● **WORK TO BE COMPLETED**
Give the number of lines that include the word "gear", and nothing else.

● **DATA EXTRACT**
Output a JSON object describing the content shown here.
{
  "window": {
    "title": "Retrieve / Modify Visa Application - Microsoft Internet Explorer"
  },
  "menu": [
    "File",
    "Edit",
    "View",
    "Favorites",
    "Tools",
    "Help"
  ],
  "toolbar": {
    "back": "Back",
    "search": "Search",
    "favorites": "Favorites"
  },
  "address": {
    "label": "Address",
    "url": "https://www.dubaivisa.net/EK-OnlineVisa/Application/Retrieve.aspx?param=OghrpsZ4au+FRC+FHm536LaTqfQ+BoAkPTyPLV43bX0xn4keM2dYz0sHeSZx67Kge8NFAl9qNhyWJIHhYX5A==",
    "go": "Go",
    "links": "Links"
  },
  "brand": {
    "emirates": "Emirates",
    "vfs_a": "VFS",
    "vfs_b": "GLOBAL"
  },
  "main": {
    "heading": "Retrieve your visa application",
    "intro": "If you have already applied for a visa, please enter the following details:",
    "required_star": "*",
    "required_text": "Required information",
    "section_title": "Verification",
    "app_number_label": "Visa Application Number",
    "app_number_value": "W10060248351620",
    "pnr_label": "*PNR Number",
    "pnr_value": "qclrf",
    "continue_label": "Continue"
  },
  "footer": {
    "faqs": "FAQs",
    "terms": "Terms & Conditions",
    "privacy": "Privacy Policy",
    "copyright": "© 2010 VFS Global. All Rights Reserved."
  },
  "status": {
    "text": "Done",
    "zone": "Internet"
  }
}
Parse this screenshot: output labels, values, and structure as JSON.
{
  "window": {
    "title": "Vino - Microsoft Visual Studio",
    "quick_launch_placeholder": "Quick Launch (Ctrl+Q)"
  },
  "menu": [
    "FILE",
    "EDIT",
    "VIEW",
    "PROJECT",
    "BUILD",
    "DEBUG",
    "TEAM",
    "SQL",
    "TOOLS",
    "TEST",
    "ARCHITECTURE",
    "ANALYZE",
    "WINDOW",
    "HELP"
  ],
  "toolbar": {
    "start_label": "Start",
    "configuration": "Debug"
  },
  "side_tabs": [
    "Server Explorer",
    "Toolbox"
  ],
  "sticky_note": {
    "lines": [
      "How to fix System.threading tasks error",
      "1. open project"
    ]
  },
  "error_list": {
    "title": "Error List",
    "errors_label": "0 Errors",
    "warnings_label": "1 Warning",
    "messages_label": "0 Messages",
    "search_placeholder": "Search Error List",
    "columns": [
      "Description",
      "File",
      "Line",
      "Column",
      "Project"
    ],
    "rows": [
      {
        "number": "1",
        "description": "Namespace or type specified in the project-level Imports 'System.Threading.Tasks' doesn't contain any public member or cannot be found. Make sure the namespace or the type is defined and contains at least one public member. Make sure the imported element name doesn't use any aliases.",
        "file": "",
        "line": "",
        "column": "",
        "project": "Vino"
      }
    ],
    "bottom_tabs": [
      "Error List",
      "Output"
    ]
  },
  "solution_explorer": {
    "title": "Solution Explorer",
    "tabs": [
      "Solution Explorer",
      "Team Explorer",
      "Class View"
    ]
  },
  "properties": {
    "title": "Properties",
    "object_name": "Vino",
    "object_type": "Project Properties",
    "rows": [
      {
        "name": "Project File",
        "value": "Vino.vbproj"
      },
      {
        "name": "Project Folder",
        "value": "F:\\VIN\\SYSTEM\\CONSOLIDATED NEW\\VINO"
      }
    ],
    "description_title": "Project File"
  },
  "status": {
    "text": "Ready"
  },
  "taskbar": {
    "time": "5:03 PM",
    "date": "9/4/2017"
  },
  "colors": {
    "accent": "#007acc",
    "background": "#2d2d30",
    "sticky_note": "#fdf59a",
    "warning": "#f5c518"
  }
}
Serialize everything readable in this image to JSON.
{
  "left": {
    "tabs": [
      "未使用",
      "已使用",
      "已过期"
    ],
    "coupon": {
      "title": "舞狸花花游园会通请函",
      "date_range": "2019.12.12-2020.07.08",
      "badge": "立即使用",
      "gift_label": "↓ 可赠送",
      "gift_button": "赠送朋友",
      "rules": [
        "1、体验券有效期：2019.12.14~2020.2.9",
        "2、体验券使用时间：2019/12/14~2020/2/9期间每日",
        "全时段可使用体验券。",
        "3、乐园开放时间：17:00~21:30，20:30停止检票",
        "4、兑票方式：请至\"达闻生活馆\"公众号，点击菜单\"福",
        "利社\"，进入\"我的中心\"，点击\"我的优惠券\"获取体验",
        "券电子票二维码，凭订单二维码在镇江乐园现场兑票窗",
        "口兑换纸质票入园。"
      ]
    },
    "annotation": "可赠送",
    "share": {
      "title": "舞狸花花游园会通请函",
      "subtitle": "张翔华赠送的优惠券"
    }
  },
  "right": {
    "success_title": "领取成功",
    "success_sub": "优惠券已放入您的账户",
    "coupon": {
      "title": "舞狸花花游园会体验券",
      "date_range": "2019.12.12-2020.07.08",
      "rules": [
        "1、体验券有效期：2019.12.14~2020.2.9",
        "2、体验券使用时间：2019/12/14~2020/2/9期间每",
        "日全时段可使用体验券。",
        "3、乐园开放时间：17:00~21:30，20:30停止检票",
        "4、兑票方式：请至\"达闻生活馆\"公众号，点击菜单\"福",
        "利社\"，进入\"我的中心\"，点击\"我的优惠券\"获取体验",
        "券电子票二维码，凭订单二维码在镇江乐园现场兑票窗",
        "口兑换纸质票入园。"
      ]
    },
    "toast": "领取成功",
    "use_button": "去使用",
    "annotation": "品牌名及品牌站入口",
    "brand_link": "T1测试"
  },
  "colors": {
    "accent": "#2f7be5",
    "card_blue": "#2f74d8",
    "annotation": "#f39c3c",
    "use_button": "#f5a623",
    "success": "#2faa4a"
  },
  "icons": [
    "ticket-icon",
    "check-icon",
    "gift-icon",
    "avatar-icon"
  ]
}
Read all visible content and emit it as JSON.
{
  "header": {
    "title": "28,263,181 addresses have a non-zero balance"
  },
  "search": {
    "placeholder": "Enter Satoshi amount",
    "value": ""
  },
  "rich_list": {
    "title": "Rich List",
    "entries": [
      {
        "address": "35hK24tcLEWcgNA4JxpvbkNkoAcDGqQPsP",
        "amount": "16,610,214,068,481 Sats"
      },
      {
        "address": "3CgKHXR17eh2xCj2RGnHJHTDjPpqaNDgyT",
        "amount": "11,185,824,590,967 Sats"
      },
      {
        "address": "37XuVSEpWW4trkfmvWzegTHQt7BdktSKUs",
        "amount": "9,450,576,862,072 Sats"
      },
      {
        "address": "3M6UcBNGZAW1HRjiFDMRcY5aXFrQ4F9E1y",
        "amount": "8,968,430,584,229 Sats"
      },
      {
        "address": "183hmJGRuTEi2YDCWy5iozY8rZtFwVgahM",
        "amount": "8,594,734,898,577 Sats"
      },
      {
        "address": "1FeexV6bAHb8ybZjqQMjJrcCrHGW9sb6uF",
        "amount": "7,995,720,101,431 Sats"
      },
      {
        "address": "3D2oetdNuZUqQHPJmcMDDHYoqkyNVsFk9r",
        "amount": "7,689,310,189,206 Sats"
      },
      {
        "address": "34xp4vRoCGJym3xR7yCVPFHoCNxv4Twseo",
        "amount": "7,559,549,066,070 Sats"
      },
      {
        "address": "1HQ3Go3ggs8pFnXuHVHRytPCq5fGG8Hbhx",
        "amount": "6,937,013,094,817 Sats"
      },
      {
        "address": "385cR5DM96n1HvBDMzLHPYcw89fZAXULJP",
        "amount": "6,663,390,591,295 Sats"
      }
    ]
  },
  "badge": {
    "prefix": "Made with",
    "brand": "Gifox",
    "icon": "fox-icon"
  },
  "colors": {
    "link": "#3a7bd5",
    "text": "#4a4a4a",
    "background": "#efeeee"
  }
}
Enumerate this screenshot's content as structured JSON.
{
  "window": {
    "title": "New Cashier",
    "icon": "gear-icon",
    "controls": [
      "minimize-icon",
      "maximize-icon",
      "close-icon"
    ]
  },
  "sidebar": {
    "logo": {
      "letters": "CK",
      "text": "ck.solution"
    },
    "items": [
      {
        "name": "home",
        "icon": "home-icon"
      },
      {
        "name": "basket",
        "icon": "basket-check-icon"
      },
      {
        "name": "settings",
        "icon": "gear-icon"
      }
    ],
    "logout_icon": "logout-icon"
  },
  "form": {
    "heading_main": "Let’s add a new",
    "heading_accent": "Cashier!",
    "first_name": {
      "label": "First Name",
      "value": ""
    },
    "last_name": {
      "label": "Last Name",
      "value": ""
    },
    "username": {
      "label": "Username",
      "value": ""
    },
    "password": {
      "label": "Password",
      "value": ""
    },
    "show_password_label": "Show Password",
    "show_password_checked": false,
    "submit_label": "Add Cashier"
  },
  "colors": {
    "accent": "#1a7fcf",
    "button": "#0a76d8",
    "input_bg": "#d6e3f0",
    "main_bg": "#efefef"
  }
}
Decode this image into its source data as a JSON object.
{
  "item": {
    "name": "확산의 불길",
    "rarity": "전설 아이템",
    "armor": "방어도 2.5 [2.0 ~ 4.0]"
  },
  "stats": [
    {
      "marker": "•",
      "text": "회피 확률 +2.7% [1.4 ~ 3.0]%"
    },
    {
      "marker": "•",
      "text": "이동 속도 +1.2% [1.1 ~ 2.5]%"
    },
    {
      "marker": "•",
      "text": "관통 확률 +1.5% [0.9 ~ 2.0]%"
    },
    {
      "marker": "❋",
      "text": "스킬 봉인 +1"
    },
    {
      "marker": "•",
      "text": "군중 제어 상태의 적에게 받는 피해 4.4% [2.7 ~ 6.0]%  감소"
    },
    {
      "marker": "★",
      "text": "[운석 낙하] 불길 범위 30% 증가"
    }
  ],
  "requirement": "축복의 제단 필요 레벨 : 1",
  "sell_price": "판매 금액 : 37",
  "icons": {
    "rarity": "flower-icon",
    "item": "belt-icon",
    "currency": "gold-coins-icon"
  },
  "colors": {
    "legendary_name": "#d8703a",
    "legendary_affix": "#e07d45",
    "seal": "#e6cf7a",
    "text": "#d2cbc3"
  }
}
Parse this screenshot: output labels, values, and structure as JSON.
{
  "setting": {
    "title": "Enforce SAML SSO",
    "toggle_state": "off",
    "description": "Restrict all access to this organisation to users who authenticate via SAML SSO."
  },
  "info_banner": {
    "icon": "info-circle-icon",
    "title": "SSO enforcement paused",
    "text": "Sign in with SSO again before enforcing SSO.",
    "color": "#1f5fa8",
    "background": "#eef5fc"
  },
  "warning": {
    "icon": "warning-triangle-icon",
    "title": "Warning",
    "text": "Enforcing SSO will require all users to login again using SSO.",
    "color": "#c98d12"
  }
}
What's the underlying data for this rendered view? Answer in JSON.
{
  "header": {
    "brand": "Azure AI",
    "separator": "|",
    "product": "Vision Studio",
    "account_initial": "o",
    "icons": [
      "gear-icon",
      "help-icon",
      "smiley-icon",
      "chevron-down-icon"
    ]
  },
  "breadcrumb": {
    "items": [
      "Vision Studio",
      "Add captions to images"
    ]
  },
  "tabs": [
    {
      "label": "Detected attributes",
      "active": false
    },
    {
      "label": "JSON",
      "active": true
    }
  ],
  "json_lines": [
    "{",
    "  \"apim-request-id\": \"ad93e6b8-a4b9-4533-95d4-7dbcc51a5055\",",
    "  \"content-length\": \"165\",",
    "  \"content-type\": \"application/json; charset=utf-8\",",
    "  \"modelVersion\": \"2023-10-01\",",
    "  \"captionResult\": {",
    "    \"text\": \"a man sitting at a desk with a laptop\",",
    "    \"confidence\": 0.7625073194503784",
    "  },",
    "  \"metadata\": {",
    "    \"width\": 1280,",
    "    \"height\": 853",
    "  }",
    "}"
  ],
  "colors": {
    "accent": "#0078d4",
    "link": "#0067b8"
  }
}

● **TASK RESULT**
3